— Begin —
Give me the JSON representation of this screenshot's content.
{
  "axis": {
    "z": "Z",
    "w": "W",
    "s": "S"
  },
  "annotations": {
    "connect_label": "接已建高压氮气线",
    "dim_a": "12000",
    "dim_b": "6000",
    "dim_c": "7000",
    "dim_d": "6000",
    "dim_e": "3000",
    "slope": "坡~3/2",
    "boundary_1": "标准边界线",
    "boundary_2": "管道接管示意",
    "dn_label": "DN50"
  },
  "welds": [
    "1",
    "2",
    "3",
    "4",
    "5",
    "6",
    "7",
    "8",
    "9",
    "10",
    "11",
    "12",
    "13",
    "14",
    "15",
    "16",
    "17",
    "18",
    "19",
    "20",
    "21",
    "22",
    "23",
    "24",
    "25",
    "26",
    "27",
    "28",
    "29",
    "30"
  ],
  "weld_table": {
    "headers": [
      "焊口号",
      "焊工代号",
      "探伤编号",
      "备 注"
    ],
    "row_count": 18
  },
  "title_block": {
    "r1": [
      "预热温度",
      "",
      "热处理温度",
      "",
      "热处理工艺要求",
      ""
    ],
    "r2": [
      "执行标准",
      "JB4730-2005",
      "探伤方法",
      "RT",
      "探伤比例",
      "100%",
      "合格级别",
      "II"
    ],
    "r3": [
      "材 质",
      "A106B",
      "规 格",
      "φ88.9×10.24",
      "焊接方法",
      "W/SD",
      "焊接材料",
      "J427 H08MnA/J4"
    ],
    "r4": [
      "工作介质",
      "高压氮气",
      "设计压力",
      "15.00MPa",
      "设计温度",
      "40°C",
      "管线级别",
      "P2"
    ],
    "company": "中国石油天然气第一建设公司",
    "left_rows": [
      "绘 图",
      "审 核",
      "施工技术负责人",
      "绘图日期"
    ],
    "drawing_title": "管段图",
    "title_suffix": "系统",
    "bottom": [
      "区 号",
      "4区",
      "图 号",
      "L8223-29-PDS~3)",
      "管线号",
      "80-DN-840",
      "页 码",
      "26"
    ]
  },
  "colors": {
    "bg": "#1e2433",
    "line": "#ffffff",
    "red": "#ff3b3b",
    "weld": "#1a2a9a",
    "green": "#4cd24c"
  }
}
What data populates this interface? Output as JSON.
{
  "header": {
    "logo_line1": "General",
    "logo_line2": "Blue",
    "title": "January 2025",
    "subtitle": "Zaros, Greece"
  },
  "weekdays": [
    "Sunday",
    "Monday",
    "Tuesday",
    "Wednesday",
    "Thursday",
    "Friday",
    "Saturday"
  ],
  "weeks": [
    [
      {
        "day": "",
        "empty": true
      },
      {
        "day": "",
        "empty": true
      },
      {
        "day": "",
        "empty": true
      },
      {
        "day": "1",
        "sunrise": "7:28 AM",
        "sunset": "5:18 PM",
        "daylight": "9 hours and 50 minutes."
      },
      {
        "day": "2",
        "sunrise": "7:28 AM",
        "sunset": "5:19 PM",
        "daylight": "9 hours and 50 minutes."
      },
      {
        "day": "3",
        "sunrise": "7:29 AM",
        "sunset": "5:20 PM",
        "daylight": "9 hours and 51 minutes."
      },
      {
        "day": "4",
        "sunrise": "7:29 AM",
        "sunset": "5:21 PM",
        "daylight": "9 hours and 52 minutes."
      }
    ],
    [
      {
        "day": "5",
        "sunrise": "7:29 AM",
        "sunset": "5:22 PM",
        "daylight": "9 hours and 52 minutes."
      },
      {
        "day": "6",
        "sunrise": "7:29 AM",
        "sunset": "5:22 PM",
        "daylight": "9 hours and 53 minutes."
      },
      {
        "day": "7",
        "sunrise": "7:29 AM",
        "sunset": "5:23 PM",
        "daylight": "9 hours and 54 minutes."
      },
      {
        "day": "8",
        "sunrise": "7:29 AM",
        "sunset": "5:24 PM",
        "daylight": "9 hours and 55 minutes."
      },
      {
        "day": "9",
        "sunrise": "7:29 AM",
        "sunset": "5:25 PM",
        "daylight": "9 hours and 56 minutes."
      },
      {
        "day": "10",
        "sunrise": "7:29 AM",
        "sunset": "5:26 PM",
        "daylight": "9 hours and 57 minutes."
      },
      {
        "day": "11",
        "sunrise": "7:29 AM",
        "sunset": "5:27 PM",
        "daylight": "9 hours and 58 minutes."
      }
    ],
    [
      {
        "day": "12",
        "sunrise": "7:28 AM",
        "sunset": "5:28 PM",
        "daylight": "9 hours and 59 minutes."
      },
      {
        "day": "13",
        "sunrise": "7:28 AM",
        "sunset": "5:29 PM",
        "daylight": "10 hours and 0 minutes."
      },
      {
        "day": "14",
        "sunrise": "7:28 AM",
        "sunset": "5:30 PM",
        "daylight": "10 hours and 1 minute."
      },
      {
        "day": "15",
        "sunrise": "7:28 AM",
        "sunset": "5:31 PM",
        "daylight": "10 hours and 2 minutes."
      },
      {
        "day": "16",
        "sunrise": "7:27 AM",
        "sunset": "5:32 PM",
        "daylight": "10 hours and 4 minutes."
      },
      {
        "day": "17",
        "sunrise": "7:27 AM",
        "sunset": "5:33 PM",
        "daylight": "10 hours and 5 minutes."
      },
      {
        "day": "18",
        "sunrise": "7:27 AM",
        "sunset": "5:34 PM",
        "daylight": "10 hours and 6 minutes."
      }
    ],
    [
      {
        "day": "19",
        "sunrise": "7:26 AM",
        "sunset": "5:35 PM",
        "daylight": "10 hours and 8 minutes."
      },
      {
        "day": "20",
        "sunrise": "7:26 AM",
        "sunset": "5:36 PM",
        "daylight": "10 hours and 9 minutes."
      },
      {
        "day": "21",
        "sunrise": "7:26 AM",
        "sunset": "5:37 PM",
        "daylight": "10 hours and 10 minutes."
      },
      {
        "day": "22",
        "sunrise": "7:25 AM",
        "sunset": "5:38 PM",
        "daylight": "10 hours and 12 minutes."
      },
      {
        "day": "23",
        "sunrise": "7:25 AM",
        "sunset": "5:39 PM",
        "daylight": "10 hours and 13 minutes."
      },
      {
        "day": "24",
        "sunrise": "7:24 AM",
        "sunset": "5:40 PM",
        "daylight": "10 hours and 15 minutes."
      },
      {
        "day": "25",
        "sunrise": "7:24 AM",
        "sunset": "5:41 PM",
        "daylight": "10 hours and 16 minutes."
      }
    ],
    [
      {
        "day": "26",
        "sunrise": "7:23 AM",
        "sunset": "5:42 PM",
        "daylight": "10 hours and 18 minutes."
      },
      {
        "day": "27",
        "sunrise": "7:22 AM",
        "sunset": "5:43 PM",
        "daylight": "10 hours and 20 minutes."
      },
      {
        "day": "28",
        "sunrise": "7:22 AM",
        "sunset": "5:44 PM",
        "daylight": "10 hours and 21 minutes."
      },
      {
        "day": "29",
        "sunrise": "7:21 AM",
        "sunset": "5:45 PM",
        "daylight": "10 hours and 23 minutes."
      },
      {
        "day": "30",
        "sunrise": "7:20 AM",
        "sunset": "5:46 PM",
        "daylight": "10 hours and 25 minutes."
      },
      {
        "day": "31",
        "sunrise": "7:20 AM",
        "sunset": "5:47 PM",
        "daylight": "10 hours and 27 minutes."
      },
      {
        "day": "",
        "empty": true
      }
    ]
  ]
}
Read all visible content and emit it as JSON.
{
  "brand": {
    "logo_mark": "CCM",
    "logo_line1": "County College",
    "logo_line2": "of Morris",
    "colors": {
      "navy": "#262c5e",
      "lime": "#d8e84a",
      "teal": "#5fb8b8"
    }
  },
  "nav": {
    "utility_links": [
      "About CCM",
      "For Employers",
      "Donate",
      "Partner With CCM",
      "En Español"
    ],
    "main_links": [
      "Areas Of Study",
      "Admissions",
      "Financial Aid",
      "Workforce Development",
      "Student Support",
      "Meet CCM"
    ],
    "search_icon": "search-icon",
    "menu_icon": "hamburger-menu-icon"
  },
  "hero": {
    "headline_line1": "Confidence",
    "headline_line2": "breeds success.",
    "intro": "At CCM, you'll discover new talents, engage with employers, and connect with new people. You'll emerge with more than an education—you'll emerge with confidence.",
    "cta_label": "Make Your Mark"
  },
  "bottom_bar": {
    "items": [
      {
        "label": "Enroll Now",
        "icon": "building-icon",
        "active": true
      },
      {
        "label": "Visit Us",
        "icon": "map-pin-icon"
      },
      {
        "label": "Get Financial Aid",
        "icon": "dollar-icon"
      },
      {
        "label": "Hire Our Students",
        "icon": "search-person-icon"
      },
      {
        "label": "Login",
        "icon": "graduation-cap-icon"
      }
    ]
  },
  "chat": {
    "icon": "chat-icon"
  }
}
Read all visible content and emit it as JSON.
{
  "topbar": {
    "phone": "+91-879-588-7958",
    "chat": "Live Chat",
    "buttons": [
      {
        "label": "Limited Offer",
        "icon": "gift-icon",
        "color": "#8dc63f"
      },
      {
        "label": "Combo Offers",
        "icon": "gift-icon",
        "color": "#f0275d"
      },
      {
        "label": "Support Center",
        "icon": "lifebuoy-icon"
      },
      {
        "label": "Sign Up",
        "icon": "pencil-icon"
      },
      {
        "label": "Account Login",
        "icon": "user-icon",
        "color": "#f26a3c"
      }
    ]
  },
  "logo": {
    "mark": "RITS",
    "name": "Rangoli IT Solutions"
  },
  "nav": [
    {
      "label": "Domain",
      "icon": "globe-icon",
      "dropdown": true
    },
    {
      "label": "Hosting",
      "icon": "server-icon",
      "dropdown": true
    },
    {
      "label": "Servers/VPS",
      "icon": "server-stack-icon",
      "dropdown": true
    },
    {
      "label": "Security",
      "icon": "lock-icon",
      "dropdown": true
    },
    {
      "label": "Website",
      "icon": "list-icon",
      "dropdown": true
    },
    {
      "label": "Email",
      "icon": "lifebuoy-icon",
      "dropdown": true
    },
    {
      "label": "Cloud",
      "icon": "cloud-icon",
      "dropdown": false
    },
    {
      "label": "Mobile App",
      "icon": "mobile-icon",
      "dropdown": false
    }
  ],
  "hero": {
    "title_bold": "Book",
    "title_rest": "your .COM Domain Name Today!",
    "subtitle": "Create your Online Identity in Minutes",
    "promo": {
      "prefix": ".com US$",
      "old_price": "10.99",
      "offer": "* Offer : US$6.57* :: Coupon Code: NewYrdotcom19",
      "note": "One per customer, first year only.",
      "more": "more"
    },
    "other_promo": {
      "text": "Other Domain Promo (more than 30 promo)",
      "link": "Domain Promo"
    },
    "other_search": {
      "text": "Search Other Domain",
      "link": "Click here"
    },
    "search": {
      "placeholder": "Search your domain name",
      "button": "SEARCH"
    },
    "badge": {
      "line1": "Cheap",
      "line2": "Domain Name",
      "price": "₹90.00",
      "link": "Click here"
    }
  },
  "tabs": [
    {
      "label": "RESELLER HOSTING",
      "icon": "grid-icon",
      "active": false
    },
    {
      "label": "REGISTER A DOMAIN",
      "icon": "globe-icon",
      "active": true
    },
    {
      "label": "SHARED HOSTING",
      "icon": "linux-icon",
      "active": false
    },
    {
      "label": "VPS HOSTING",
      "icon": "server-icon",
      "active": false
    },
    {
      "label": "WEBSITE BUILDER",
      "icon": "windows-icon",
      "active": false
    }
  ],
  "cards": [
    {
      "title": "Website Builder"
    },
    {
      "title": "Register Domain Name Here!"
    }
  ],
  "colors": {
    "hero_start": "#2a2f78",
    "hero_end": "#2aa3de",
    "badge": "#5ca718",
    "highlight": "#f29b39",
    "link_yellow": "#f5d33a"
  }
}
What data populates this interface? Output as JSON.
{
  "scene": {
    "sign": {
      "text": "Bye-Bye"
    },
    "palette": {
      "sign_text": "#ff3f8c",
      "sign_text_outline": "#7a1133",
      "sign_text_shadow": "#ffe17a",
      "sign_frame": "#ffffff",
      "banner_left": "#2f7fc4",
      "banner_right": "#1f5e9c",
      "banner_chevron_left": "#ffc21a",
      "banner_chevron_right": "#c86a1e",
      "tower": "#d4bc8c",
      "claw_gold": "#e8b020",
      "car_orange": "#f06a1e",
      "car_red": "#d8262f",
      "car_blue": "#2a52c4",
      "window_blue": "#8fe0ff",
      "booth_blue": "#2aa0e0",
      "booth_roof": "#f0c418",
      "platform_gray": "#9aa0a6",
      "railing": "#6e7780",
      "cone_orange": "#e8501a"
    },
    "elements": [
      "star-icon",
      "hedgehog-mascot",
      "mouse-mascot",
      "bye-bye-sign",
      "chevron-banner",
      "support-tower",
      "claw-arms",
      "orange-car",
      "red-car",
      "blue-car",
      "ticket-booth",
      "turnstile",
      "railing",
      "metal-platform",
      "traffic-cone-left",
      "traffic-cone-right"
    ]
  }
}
— End —
== WHAT IS REQUIRED ==
Return, from the data, each line that has the word "lifebuoy" in it.

== RESPONSE ==
        "icon": "lifebuoy-icon"
      "icon": "lifebuoy-icon",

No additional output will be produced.